# [Text section]

********

At long last, love see
the sun go down, so sure we
so unsure, watching.
David Lindley







blindly following
the setting sun...
a frog
Issa
translated by David G. Lanoue






best,
Don



Send a single haiku for the Wednesday Haiku feature.  Here's how.

Go to the LitRock web site for a list of all 87 songs

Hear 'em all at once on the LitRock Jukebox

10 comments:

Charles Gramlich said...

Great examples. I love the title also.

Fred said...

I think I mentioned earlier as a comment that this is my favorite haiku collection. It was also my first collection. I was searching through the poetry section of a used bookstore when I came across The Treasury for $2 or $3. I had heard of haiku before but had never really taken a close look, so this seemed like an opportunity and at a small cost.

It also contains my favorite haiku:

April's air stirs in
Willow leaves . . . a butterfly
Floats and balances.
-- Basho --


My second favorite is

Twilight whippoorwill . . .
Whistle on, sweet deepener
of dark loneliness
-- Basho --

Issa's Untidy Hut said...

Hey, Fred - I was hoping you'd get back in touch.

I believe your 2nd favorite is featured in next week's post, which I'm working on this week. I actually go on about that one - it is one of my favorites also.

By the way, it looks like I'm going to need a 3rd post to finish it. It really is a wonderful book.

Thanks again,
Don

PS The Basho is also great.

Issa's Untidy Hut said...

Thanks also, Charles ... glad you liked.

Fred said...

I think my second favorite is also featured in your first post.

I'm not surprised that you need a 3rd post, and I won't be surprised if you go to a 4th or even a 5th post. It's a great anthology.

Melissa said...

Thanks again for the shoutout, DW. :) Great post here, you keep adding to my reading list.

Lyle Daggett said...

One thing I'm curious about -- if I'm not mistaken, all of the translations you've given here (and possibly all that are in the book? I've never seen the book first-hand) are made into the 5-7-5 syllable pattern.

My general feeling (and I seem to recall you saying something similar at some point in the Untidy Hut here) is that when Japanese haiku are translated into English, when the translations are done well, the English translations usually have more words than the original Japanese, but fewer syllables (typically maybe 10 to 14 syllables in English).

********

# [Provided records]
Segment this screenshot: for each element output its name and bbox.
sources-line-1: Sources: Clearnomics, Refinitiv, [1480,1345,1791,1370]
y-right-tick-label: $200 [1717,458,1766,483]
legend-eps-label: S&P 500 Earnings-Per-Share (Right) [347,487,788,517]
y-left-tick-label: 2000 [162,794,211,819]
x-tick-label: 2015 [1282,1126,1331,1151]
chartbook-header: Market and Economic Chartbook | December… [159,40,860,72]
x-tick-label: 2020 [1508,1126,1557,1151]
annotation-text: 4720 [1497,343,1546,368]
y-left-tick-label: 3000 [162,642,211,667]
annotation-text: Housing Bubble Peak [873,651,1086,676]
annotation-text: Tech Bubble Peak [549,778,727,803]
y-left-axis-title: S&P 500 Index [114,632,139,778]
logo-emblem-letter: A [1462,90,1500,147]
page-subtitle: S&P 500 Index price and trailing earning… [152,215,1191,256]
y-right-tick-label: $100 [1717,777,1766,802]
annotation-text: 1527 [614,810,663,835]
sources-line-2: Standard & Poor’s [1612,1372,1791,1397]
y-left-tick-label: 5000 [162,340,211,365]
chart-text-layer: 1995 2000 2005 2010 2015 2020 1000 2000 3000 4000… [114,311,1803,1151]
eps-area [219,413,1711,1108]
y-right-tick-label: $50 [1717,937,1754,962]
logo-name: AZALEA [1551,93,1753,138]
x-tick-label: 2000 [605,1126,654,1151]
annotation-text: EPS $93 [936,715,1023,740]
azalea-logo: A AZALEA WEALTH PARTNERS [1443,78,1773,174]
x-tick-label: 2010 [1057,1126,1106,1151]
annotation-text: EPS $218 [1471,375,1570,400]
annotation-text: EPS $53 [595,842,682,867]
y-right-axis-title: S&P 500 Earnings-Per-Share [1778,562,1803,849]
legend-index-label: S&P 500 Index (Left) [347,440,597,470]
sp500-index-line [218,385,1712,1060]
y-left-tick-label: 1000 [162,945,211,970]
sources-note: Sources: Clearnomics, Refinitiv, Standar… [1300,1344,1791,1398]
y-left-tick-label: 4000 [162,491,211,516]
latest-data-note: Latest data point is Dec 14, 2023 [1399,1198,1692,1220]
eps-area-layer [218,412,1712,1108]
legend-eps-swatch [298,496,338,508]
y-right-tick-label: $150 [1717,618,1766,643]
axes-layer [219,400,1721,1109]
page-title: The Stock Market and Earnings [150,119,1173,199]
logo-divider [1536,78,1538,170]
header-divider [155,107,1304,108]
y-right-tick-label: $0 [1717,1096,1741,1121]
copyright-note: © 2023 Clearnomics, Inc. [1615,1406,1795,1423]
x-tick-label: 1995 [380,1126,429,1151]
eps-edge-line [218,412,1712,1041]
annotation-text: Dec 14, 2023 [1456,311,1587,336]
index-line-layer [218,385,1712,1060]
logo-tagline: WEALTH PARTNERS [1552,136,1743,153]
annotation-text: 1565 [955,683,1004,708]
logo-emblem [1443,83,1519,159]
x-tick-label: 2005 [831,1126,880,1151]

********

# [Exercises]
1. List each distinct name that appears directly before "said..." in the haiku post's comments.
2. Please answer these from the haiku post:
(a) Who translated the Issa haiku about a frog?
(b) How many songs does the LitRock web site list?
(c) What price did Fred pay for The Treasury?
Work from the haiku post alone; the data play no part.

# [Exercise responses]
1.
Charles Gramlich
Fred
Issa's Untidy Hut
Melissa
Lyle Daggett

2.
(a) David G. Lanoue
(b) 87
(c) $2 or $3